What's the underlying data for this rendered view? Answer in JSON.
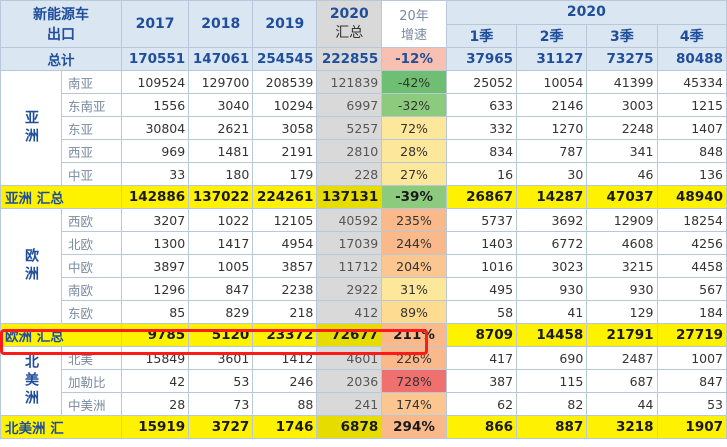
{
  "header": {
    "title_line1": "新能源车",
    "title_line2": "出口",
    "y2017": "2017",
    "y2018": "2018",
    "y2019": "2019",
    "y2020_line1": "2020",
    "y2020_line2": "汇总",
    "growth_line1": "20年",
    "growth_line2": "增速",
    "group2020": "2020",
    "q1": "1季",
    "q2": "2季",
    "q3": "3季",
    "q4": "4季"
  },
  "total": {
    "name": "总计",
    "v": [
      "170551",
      "147061",
      "254545",
      "222855",
      "-12%",
      "37965",
      "31127",
      "73275",
      "80488"
    ],
    "color": "#f8c0b0"
  },
  "asia": {
    "label": "亚洲",
    "rows": [
      {
        "name": "南亚",
        "v": [
          "109524",
          "129700",
          "208539",
          "121839",
          "-42%",
          "25052",
          "10054",
          "41399",
          "45334"
        ],
        "color": "#6fbf73"
      },
      {
        "name": "东南亚",
        "v": [
          "1556",
          "3040",
          "10294",
          "6997",
          "-32%",
          "633",
          "2146",
          "3003",
          "1215"
        ],
        "color": "#8ccb7e"
      },
      {
        "name": "东亚",
        "v": [
          "30804",
          "2621",
          "3058",
          "5257",
          "72%",
          "332",
          "1270",
          "2248",
          "1407"
        ],
        "color": "#fde79a"
      },
      {
        "name": "西亚",
        "v": [
          "969",
          "1481",
          "2191",
          "2810",
          "28%",
          "834",
          "787",
          "341",
          "848"
        ],
        "color": "#fde79a"
      },
      {
        "name": "中亚",
        "v": [
          "33",
          "180",
          "179",
          "228",
          "27%",
          "16",
          "30",
          "46",
          "136"
        ],
        "color": "#fde79a"
      }
    ],
    "sum": {
      "name": "亚洲 汇总",
      "v": [
        "142886",
        "137022",
        "224261",
        "137131",
        "-39%",
        "26867",
        "14287",
        "47037",
        "48940"
      ],
      "color": "#8ccb7e"
    }
  },
  "europe": {
    "label": "欧洲",
    "rows": [
      {
        "name": "西欧",
        "v": [
          "3207",
          "1022",
          "12105",
          "40592",
          "235%",
          "5737",
          "3692",
          "12909",
          "18254"
        ],
        "color": "#f9b98a"
      },
      {
        "name": "北欧",
        "v": [
          "1300",
          "1417",
          "4954",
          "17039",
          "244%",
          "1403",
          "6772",
          "4608",
          "4256"
        ],
        "color": "#f9b98a"
      },
      {
        "name": "中欧",
        "v": [
          "3897",
          "1005",
          "3857",
          "11712",
          "204%",
          "1016",
          "3023",
          "3215",
          "4458"
        ],
        "color": "#fbc68f"
      },
      {
        "name": "南欧",
        "v": [
          "1296",
          "847",
          "2238",
          "2922",
          "31%",
          "495",
          "930",
          "930",
          "567"
        ],
        "color": "#fde79a"
      },
      {
        "name": "东欧",
        "v": [
          "85",
          "829",
          "218",
          "412",
          "89%",
          "58",
          "41",
          "129",
          "184"
        ],
        "color": "#fddc92"
      }
    ],
    "sum": {
      "name": "欧洲 汇总",
      "v": [
        "9785",
        "5120",
        "23372",
        "72677",
        "211%",
        "8709",
        "14458",
        "21791",
        "27719"
      ],
      "color": "#f9b98a"
    }
  },
  "america": {
    "label": "北美洲",
    "rows": [
      {
        "name": "北美",
        "v": [
          "15849",
          "3601",
          "1412",
          "4601",
          "226%",
          "417",
          "690",
          "2487",
          "1007"
        ],
        "color": "#f9b98a"
      },
      {
        "name": "加勒比",
        "v": [
          "42",
          "53",
          "246",
          "2036",
          "728%",
          "387",
          "115",
          "687",
          "847"
        ],
        "color": "#f07070"
      },
      {
        "name": "中美洲",
        "v": [
          "28",
          "73",
          "88",
          "241",
          "174%",
          "62",
          "82",
          "44",
          "53"
        ],
        "color": "#fbc68f"
      }
    ],
    "sum": {
      "name": "北美洲 汇",
      "v": [
        "15919",
        "3727",
        "1746",
        "6878",
        "294%",
        "866",
        "887",
        "3218",
        "1907"
      ],
      "color": "#f9b98a"
    }
  }
}
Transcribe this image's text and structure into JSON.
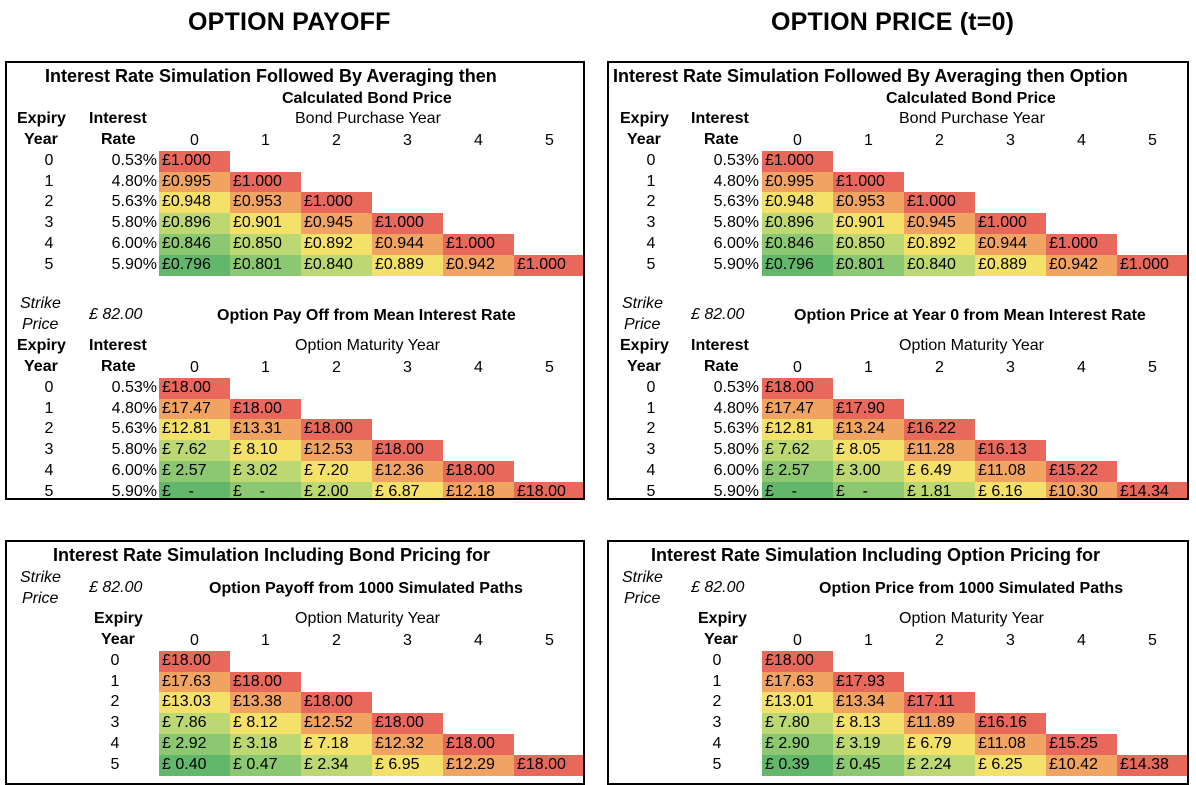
{
  "titles": {
    "left": "OPTION PAYOFF",
    "right": "OPTION PRICE (t=0)"
  },
  "labels": {
    "expiry": "Expiry",
    "year": "Year",
    "interest": "Interest",
    "rate": "Rate",
    "strike": "Strike",
    "price": "Price",
    "strike_value": "£ 82.00",
    "calc_bond_price": "Calculated Bond Price",
    "bond_purchase_year": "Bond Purchase Year",
    "option_maturity_year": "Option Maturity Year",
    "col_headers": [
      "0",
      "1",
      "2",
      "3",
      "4",
      "5"
    ],
    "row_years": [
      "0",
      "1",
      "2",
      "3",
      "4",
      "5"
    ],
    "rates": [
      "0.53%",
      "4.80%",
      "5.63%",
      "5.80%",
      "6.00%",
      "5.90%"
    ]
  },
  "bond_table": [
    [
      "£1.000"
    ],
    [
      "£0.995",
      "£1.000"
    ],
    [
      "£0.948",
      "£0.953",
      "£1.000"
    ],
    [
      "£0.896",
      "£0.901",
      "£0.945",
      "£1.000"
    ],
    [
      "£0.846",
      "£0.850",
      "£0.892",
      "£0.944",
      "£1.000"
    ],
    [
      "£0.796",
      "£0.801",
      "£0.840",
      "£0.889",
      "£0.942",
      "£1.000"
    ]
  ],
  "panels": {
    "tl": {
      "title": "Interest Rate Simulation Followed By Averaging then",
      "subtitle": "Option Pay Off from Mean Interest Rate",
      "table": [
        [
          "£18.00"
        ],
        [
          "£17.47",
          "£18.00"
        ],
        [
          "£12.81",
          "£13.31",
          "£18.00"
        ],
        [
          "£ 7.62",
          "£ 8.10",
          "£12.53",
          "£18.00"
        ],
        [
          "£ 2.57",
          "£ 3.02",
          "£ 7.20",
          "£12.36",
          "£18.00"
        ],
        [
          "£    -",
          "£    -",
          "£ 2.00",
          "£ 6.87",
          "£12.18",
          "£18.00"
        ]
      ]
    },
    "tr": {
      "title": "Interest Rate Simulation Followed By Averaging then Option",
      "subtitle": "Option Price at Year 0 from Mean Interest Rate",
      "table": [
        [
          "£18.00"
        ],
        [
          "£17.47",
          "£17.90"
        ],
        [
          "£12.81",
          "£13.24",
          "£16.22"
        ],
        [
          "£ 7.62",
          "£ 8.05",
          "£11.28",
          "£16.13"
        ],
        [
          "£ 2.57",
          "£ 3.00",
          "£ 6.49",
          "£11.08",
          "£15.22"
        ],
        [
          "£    -",
          "£    -",
          "£ 1.81",
          "£ 6.16",
          "£10.30",
          "£14.34"
        ]
      ]
    },
    "bl": {
      "title": "Interest Rate Simulation Including Bond Pricing for",
      "subtitle": "Option Payoff from 1000 Simulated Paths",
      "table": [
        [
          "£18.00"
        ],
        [
          "£17.63",
          "£18.00"
        ],
        [
          "£13.03",
          "£13.38",
          "£18.00"
        ],
        [
          "£ 7.86",
          "£ 8.12",
          "£12.52",
          "£18.00"
        ],
        [
          "£ 2.92",
          "£ 3.18",
          "£ 7.18",
          "£12.32",
          "£18.00"
        ],
        [
          "£ 0.40",
          "£ 0.47",
          "£ 2.34",
          "£ 6.95",
          "£12.29",
          "£18.00"
        ]
      ]
    },
    "br": {
      "title": "Interest Rate Simulation Including Option Pricing for",
      "subtitle": "Option Price from 1000 Simulated Paths",
      "table": [
        [
          "£18.00"
        ],
        [
          "£17.63",
          "£17.93"
        ],
        [
          "£13.01",
          "£13.34",
          "£17.11"
        ],
        [
          "£ 7.80",
          "£ 8.13",
          "£11.89",
          "£16.16"
        ],
        [
          "£ 2.90",
          "£ 3.19",
          "£ 6.79",
          "£11.08",
          "£15.25"
        ],
        [
          "£ 0.39",
          "£ 0.45",
          "£ 2.24",
          "£ 6.25",
          "£10.42",
          "£14.38"
        ]
      ]
    }
  }
}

•••

(EXERCISE):
Check each line above for the word "then" and give the number of lines that have it, nothing else.

(COMPLETE RESPONSE):
2